Data for the task
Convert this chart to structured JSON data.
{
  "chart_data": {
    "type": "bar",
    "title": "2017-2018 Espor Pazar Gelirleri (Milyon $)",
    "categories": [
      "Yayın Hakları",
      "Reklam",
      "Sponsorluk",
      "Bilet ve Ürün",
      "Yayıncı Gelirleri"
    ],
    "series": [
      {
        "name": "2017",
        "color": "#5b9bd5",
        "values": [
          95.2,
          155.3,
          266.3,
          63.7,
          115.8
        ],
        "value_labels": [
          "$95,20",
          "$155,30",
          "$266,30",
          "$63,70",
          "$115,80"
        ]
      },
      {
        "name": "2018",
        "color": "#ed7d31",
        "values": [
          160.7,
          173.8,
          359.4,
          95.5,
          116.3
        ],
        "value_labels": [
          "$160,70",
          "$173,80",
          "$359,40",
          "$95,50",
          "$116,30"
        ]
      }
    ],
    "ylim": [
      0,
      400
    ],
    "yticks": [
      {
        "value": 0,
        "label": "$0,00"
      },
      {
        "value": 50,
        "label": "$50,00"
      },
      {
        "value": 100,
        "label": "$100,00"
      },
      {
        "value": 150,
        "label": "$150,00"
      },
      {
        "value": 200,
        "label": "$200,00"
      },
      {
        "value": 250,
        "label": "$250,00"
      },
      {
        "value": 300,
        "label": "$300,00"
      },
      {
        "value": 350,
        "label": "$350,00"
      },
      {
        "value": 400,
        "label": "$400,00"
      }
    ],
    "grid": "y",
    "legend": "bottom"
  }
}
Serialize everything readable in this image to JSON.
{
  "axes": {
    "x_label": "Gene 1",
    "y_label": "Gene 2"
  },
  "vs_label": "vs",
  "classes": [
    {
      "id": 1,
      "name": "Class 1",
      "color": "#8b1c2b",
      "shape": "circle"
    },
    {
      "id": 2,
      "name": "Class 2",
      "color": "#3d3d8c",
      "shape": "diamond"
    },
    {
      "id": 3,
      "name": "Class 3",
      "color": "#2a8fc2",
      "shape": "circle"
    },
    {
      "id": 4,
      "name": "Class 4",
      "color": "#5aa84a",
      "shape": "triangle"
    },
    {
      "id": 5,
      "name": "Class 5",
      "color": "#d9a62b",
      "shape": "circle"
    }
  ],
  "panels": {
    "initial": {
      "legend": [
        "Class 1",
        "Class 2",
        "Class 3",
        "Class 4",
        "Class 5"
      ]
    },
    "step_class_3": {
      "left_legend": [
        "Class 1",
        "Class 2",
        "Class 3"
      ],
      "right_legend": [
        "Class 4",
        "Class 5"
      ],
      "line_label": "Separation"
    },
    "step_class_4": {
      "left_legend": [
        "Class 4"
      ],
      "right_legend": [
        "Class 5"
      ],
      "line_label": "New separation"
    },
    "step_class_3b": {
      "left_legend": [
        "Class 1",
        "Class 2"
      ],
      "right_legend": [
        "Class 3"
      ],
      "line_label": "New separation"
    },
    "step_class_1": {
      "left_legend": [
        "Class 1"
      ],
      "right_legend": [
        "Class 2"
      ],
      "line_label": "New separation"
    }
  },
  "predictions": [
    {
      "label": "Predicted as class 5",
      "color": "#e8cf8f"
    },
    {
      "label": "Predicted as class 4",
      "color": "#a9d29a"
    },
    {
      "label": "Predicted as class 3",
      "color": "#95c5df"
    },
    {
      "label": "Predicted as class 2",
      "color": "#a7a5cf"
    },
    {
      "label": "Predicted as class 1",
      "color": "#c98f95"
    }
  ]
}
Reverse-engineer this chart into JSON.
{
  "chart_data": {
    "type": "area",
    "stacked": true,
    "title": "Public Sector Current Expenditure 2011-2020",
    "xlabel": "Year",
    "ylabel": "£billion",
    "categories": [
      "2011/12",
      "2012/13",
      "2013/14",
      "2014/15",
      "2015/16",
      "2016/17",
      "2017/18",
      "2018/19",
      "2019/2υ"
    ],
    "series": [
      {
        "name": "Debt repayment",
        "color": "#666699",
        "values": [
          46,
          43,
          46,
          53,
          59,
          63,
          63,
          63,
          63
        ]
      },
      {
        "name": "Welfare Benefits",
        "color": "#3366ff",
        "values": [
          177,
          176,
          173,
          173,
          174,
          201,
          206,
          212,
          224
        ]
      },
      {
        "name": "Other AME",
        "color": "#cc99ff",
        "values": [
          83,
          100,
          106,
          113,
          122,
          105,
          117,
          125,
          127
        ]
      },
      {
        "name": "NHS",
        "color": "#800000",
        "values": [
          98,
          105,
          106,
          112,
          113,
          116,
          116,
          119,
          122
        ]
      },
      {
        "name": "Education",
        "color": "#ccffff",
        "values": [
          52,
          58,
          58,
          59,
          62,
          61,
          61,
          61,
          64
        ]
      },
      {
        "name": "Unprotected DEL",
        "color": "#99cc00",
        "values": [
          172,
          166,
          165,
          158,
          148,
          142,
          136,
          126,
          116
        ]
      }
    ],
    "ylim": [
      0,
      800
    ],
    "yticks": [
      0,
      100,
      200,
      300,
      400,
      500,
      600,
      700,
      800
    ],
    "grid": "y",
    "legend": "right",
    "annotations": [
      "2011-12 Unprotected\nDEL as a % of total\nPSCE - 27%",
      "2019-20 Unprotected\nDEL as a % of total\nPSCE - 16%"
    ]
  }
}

Given request
Tally the lines containing "title". Provide the number without any other words.

Final answer
2